>> begin Data to process
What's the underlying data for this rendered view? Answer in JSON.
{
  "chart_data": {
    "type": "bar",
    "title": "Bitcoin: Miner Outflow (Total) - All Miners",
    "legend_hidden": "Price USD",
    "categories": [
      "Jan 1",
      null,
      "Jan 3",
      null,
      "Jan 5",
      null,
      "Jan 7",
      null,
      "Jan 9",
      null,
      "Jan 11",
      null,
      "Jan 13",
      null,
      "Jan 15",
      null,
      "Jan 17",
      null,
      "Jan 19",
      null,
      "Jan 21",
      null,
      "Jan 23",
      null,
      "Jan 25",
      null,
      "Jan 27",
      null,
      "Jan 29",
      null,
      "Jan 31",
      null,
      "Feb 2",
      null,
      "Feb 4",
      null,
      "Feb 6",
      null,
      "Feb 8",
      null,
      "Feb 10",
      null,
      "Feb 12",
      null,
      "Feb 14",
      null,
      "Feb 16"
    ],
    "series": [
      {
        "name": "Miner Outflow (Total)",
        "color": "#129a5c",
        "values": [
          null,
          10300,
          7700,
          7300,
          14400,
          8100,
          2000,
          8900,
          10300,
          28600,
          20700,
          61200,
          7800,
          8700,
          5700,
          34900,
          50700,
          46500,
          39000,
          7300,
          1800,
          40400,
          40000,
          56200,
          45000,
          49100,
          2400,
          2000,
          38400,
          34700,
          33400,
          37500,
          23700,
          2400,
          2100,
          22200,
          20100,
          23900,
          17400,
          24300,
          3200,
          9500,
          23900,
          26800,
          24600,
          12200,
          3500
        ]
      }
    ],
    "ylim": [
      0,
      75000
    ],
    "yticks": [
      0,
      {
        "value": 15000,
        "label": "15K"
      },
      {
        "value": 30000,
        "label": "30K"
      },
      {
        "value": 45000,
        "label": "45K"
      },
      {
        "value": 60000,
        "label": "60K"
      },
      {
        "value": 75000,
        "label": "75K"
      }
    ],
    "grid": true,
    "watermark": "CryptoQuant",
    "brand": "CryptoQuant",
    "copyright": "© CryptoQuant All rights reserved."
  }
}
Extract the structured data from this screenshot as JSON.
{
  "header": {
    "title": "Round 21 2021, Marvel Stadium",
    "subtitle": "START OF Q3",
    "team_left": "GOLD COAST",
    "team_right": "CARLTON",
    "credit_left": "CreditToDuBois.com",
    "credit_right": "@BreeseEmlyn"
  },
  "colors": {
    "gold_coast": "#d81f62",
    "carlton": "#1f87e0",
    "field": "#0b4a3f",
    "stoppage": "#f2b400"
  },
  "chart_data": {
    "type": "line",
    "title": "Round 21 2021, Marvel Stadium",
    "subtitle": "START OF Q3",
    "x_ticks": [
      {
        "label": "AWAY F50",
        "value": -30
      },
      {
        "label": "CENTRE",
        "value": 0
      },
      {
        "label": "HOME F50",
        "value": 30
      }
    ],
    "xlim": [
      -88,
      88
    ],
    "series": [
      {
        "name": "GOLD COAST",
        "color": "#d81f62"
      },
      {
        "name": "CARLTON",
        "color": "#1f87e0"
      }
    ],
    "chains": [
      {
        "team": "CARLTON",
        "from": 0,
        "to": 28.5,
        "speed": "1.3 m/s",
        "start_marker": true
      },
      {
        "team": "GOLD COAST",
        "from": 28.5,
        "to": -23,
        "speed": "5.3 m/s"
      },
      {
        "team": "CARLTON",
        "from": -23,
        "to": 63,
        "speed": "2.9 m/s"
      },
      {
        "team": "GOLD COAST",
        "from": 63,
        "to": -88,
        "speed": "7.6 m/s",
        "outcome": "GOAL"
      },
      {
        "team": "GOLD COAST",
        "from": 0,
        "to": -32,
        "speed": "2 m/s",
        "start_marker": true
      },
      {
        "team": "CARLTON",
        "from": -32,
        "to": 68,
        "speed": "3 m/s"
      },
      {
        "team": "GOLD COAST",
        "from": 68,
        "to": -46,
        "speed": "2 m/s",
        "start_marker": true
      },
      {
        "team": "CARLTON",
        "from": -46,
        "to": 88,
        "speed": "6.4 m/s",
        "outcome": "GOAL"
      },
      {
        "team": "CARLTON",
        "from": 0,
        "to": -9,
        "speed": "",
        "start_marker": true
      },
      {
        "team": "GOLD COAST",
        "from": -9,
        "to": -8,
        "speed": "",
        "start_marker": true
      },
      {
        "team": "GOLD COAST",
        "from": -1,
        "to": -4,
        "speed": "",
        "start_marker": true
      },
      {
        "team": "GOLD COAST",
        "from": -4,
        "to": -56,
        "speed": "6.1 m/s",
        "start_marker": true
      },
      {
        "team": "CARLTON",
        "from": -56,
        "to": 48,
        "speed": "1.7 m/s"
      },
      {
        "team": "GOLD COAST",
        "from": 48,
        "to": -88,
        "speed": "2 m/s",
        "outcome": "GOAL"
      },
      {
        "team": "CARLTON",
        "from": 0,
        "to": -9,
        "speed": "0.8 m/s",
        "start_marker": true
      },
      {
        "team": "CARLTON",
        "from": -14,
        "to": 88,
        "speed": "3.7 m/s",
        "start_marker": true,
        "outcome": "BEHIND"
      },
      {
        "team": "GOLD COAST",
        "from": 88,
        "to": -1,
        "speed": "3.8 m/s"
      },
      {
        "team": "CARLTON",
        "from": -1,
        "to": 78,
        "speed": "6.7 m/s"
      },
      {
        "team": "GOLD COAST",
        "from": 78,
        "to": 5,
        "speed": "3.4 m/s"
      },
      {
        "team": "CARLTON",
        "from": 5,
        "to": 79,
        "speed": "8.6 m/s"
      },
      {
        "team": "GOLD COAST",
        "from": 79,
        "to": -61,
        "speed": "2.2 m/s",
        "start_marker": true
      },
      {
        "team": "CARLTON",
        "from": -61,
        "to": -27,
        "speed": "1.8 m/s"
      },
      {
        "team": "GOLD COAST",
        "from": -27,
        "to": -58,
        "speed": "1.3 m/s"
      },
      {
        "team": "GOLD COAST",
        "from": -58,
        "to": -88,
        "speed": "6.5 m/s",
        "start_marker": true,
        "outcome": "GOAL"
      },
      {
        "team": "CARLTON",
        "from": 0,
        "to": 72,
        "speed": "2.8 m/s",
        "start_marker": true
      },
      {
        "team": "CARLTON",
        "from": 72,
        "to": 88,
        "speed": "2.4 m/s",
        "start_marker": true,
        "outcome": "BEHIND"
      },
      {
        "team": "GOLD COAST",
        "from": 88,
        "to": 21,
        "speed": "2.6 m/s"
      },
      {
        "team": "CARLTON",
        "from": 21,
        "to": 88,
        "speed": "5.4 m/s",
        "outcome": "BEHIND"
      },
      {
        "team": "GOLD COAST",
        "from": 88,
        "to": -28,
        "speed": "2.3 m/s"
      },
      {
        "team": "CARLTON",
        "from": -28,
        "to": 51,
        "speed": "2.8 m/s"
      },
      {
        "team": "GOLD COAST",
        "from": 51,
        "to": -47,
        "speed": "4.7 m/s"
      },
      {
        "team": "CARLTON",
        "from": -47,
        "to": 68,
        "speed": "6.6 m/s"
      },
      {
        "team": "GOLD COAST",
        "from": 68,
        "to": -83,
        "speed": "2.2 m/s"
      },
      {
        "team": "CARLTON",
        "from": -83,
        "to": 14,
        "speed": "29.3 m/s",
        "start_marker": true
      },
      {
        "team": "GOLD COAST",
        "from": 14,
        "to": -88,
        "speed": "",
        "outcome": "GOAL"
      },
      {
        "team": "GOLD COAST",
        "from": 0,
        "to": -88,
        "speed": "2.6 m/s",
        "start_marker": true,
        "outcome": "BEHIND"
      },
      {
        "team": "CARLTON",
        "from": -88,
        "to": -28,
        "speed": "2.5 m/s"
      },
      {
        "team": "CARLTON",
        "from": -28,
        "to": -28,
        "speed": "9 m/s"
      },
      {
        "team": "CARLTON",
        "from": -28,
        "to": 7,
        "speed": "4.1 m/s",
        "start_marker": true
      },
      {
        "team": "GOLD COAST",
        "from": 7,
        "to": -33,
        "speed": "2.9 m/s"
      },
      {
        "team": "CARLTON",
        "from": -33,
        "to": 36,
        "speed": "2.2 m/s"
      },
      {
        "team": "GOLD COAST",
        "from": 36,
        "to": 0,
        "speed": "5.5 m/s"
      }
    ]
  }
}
>> end Data to process
*Set problem:*
Examine the records and pull out every line where the string "Total" occurs.

*Written response:*
    "title": "Bitcoin: Miner Outflow (Total) - All Miners",
        "name": "Miner Outflow (Total)",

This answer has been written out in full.